● Job
Each line of the data that includes the string "группы" is to be copied out.

● Exercise input
^^^^

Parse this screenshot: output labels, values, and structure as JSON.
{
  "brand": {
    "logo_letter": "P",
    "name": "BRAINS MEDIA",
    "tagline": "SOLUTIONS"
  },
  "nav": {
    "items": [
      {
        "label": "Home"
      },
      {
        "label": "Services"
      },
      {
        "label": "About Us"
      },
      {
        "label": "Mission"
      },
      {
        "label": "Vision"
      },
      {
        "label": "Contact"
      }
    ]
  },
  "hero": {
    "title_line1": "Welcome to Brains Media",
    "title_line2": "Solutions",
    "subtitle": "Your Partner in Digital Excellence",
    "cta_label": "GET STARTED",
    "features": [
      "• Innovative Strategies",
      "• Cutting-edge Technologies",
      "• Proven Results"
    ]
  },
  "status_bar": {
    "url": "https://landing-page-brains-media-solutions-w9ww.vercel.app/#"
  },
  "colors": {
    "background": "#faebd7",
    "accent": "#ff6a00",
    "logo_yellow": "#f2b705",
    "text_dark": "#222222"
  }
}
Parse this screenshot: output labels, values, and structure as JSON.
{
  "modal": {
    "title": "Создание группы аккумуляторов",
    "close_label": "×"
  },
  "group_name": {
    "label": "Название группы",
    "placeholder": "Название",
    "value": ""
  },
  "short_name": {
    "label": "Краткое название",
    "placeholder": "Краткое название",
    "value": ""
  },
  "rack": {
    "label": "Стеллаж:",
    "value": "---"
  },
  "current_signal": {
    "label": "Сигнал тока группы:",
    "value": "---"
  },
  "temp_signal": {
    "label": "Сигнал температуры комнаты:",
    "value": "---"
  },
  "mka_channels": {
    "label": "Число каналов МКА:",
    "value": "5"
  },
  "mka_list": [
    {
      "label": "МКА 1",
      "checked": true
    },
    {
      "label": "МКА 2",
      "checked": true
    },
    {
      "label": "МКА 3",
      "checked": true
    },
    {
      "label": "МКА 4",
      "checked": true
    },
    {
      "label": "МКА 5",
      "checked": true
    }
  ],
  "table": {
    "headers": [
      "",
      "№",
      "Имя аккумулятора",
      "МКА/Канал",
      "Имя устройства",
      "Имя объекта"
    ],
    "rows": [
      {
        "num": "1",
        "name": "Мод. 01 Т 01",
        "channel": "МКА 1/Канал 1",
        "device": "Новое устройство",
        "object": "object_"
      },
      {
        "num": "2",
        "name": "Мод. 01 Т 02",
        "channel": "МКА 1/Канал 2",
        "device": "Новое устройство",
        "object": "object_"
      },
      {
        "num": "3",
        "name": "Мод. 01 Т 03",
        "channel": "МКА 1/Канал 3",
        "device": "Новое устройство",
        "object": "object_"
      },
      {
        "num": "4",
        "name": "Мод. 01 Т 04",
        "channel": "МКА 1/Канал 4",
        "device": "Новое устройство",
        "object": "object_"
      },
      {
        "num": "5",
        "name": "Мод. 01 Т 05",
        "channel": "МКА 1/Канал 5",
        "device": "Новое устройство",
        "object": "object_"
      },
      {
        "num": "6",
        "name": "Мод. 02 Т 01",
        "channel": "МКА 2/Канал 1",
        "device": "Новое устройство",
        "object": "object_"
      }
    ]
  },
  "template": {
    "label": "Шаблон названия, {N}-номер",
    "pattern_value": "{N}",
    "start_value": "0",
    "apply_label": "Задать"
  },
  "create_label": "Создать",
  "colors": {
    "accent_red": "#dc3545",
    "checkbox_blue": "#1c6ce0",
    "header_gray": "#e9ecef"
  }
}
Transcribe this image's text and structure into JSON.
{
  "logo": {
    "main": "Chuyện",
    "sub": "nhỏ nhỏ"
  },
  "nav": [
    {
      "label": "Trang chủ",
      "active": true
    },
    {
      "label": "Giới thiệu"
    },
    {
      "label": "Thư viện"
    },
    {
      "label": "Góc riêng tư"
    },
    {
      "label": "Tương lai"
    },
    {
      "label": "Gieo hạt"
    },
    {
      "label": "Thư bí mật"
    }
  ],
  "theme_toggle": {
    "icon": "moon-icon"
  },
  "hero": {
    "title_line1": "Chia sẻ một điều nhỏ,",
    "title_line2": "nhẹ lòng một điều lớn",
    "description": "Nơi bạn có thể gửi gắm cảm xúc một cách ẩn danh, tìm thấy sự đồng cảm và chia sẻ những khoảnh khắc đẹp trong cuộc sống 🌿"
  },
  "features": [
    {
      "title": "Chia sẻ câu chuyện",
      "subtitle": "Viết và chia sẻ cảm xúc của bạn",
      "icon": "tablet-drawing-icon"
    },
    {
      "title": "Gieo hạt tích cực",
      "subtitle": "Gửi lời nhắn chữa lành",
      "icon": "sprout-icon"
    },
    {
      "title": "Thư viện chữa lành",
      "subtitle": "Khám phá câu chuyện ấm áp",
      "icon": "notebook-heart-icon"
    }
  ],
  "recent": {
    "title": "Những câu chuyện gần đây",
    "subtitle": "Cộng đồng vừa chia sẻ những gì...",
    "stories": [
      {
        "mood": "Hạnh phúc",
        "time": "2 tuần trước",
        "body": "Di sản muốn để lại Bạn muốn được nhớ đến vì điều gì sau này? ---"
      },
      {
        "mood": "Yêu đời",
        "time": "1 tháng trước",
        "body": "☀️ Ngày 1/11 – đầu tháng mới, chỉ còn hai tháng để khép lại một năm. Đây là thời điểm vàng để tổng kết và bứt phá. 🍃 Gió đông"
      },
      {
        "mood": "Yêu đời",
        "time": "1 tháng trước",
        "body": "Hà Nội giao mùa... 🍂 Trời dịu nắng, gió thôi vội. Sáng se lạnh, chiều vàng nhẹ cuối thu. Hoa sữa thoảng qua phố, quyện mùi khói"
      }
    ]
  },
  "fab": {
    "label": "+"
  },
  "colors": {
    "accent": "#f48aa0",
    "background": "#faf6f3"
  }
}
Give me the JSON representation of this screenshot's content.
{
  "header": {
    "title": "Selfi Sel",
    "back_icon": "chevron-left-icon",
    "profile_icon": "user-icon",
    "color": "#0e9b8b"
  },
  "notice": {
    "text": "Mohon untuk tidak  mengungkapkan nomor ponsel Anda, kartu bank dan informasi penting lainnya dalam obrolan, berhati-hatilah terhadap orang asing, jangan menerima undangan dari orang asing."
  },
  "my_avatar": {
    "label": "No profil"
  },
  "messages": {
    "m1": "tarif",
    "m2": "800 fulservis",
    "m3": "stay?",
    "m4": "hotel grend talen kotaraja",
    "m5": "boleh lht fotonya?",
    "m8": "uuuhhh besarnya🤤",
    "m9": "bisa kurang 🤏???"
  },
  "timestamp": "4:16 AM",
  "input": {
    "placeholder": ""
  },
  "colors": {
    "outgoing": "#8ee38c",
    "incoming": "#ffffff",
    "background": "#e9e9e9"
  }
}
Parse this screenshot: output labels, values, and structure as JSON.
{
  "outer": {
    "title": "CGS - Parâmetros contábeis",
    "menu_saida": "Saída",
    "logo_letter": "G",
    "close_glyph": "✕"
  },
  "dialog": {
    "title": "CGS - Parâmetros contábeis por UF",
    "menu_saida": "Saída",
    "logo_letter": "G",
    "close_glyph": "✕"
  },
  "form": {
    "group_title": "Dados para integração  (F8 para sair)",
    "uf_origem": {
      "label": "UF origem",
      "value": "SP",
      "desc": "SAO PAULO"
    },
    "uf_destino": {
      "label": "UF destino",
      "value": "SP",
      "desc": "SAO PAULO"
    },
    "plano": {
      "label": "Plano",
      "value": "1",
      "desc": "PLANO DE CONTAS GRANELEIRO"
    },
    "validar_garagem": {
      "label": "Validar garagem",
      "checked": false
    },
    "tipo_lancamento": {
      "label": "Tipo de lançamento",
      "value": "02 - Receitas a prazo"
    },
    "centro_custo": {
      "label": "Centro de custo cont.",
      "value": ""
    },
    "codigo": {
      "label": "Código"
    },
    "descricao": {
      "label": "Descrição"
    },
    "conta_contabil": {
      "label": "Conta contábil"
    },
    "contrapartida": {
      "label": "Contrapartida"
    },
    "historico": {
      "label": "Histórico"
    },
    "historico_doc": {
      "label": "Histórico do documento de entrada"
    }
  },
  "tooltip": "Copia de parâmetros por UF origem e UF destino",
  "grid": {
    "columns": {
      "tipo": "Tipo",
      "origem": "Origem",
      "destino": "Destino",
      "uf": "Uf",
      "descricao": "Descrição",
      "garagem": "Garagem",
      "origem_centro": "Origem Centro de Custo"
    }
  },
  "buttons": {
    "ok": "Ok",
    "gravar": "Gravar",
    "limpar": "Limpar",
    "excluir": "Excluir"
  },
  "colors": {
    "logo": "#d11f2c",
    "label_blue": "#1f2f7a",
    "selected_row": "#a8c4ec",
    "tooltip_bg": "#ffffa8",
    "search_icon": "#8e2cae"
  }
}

^^^^

● Result of this exercise
    "title": "Создание группы аккумуляторов",
    "label": "Название группы",
    "label": "Сигнал тока группы:",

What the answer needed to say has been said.